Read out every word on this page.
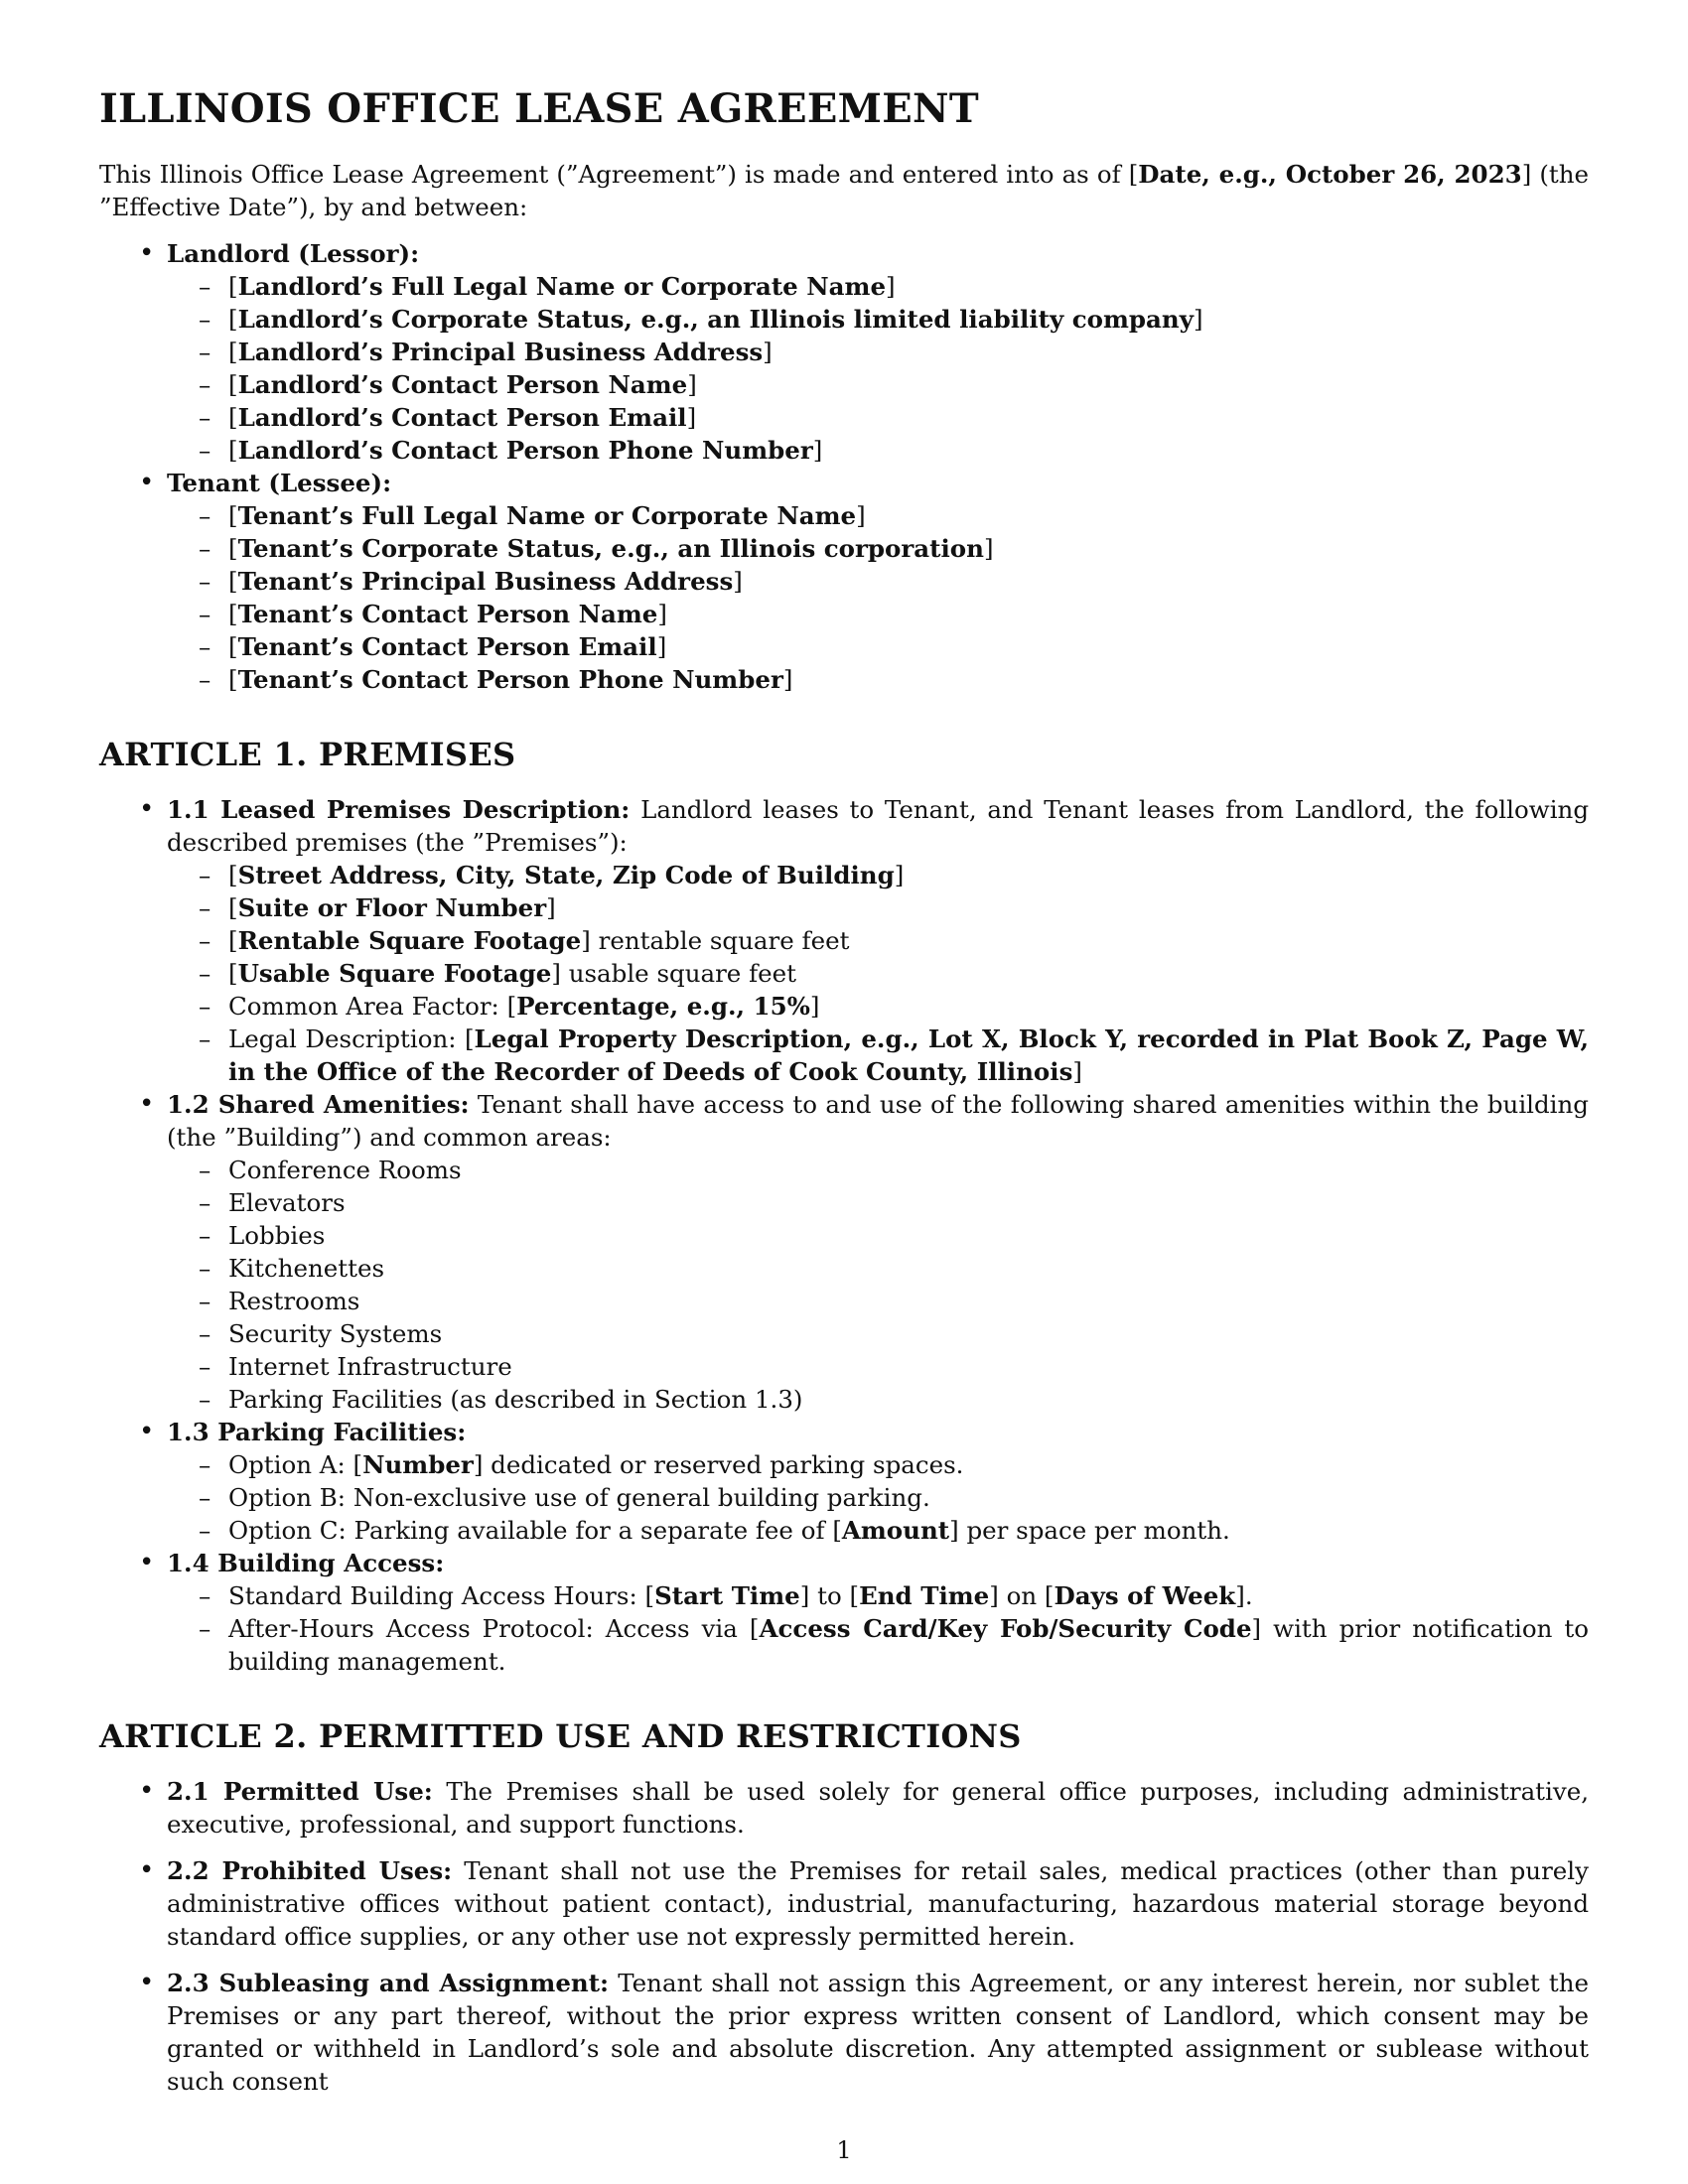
ILLINOIS OFFICE LEASE AGREEMENT

This Illinois Office Lease Agreement (”Agreement”) is made and entered into as of [Date, e.g., October 26, 2023] (the ”Effective Date”), by and between:

• Landlord (Lessor):
– [Landlord’s Full Legal Name or Corporate Name]
– [Landlord’s Corporate Status, e.g., an Illinois limited liability company]
– [Landlord’s Principal Business Address]
– [Landlord’s Contact Person Name]
– [Landlord’s Contact Person Email]
– [Landlord’s Contact Person Phone Number]
• Tenant (Lessee):
– [Tenant’s Full Legal Name or Corporate Name]
– [Tenant’s Corporate Status, e.g., an Illinois corporation]
– [Tenant’s Principal Business Address]
– [Tenant’s Contact Person Name]
– [Tenant’s Contact Person Email]
– [Tenant’s Contact Person Phone Number]
ARTICLE 1. PREMISES
• 1.1 Leased Premises Description: Landlord leases to Tenant, and Tenant leases from Landlord, the following described premises (the ”Premises”):
– [Street Address, City, State, Zip Code of Building]
– [Suite or Floor Number]
– [Rentable Square Footage] rentable square feet
– [Usable Square Footage] usable square feet
– Common Area Factor: [Percentage, e.g., 15%]
– Legal Description: [Legal Property Description, e.g., Lot X, Block Y, recorded in Plat Book Z, Page W, in the Office of the Recorder of Deeds of Cook County, Illinois]
• 1.2 Shared Amenities: Tenant shall have access to and use of the following shared amenities within the building (the ”Building”) and common areas:
– Conference Rooms
– Elevators
– Lobbies
– Kitchenettes
– Restrooms
– Security Systems
– Internet Infrastructure
– Parking Facilities (as described in Section 1.3)
• 1.3 Parking Facilities:
– Option A: [Number] dedicated or reserved parking spaces.
– Option B: Non-exclusive use of general building parking.
– Option C: Parking available for a separate fee of [Amount] per space per month.
• 1.4 Building Access:
– Standard Building Access Hours: [Start Time] to [End Time] on [Days of Week].
– After-Hours Access Protocol: Access via [Access Card/Key Fob/Security Code] with prior notification to building management.
ARTICLE 2. PERMITTED USE AND RESTRICTIONS
• 2.1 Permitted Use: The Premises shall be used solely for general office purposes, including administrative, executive, professional, and support functions.
• 2.2 Prohibited Uses: Tenant shall not use the Premises for retail sales, medical practices (other than purely administrative offices without patient contact), industrial, manufacturing, hazardous material storage beyond standard office supplies, or any other use not expressly permitted herein.
• 2.3 Subleasing and Assignment: Tenant shall not assign this Agreement, or any interest herein, nor sublet the Premises or any part thereof, without the prior express written consent of Landlord, which consent may be granted or withheld in Landlord’s sole and absolute discretion. Any attempted assignment or sublease without such consent
1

......

§ REQUIRED TASK
Look over the records above and copy each line that includes the string "Square".

§ SOLUTION FOR THIS PROBLEM
– [Rentable Square Footage] rentable square feet
– [Usable Square Footage] usable square feet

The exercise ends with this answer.